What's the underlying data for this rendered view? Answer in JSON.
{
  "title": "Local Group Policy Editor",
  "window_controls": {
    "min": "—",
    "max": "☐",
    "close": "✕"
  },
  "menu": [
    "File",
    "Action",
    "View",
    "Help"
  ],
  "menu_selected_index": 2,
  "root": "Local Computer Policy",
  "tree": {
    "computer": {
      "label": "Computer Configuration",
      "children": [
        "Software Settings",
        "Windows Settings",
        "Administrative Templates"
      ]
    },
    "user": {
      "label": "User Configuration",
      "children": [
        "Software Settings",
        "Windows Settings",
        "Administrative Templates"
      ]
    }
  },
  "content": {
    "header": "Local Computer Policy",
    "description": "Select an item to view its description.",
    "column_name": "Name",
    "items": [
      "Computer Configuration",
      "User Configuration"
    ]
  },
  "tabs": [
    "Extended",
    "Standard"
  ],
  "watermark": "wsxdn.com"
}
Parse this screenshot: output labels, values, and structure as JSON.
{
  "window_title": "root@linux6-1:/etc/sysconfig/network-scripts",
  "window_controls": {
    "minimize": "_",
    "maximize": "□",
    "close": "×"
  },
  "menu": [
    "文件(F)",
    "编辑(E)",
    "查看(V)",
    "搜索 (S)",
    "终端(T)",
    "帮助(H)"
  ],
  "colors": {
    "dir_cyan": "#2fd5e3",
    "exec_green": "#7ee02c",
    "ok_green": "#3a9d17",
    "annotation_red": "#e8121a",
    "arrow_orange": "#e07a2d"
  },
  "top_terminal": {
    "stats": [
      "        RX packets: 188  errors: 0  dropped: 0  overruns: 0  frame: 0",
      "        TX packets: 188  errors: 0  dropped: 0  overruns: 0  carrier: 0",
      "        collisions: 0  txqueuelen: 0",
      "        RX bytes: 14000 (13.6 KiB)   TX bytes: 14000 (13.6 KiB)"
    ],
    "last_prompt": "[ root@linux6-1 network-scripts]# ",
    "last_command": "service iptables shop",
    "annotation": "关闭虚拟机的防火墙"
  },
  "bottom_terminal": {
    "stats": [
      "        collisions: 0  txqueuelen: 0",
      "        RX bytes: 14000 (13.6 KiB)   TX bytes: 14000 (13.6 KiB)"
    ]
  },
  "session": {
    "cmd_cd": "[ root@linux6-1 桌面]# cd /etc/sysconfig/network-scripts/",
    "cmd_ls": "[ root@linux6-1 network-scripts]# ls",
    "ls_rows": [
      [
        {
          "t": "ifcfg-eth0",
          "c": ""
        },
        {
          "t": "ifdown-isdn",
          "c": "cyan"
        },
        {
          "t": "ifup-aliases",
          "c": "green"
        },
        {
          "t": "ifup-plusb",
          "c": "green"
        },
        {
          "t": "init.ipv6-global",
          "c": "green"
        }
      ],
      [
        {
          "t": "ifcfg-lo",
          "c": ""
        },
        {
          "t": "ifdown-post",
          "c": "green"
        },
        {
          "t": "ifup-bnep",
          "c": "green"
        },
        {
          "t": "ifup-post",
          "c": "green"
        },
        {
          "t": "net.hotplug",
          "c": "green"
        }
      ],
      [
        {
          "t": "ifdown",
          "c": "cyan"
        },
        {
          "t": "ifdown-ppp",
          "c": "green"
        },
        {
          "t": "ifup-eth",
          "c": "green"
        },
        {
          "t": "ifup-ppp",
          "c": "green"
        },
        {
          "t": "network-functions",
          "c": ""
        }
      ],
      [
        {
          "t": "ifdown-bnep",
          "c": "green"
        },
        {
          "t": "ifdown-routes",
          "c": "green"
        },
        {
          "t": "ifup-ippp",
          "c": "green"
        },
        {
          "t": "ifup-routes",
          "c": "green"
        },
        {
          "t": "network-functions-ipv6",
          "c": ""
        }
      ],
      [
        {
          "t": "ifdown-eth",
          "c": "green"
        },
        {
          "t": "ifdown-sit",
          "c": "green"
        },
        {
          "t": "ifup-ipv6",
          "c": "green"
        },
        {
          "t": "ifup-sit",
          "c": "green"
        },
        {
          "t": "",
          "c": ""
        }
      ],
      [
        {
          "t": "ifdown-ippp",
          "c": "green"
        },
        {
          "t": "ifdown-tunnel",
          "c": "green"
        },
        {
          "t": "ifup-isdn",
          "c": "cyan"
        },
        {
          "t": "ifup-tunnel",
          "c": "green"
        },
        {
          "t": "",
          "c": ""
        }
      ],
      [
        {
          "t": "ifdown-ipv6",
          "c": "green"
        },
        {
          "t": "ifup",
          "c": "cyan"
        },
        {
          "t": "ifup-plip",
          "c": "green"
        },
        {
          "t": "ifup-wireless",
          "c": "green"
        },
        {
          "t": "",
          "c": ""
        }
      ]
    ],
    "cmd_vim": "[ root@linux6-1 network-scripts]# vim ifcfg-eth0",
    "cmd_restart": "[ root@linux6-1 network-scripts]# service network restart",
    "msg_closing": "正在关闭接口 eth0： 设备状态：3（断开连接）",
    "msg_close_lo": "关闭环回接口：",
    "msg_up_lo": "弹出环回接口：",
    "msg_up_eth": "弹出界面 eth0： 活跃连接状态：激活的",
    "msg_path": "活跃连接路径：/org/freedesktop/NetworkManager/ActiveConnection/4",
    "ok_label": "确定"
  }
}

★ ★ ★ ★ ★

### WORK TO DO
Look over the material above and show each line where "packets" appears.

### WORKED SOLUTION
      "        RX packets: 188  errors: 0  dropped: 0  overruns: 0  frame: 0",
      "        TX packets: 188  errors: 0  dropped: 0  overruns: 0  carrier: 0",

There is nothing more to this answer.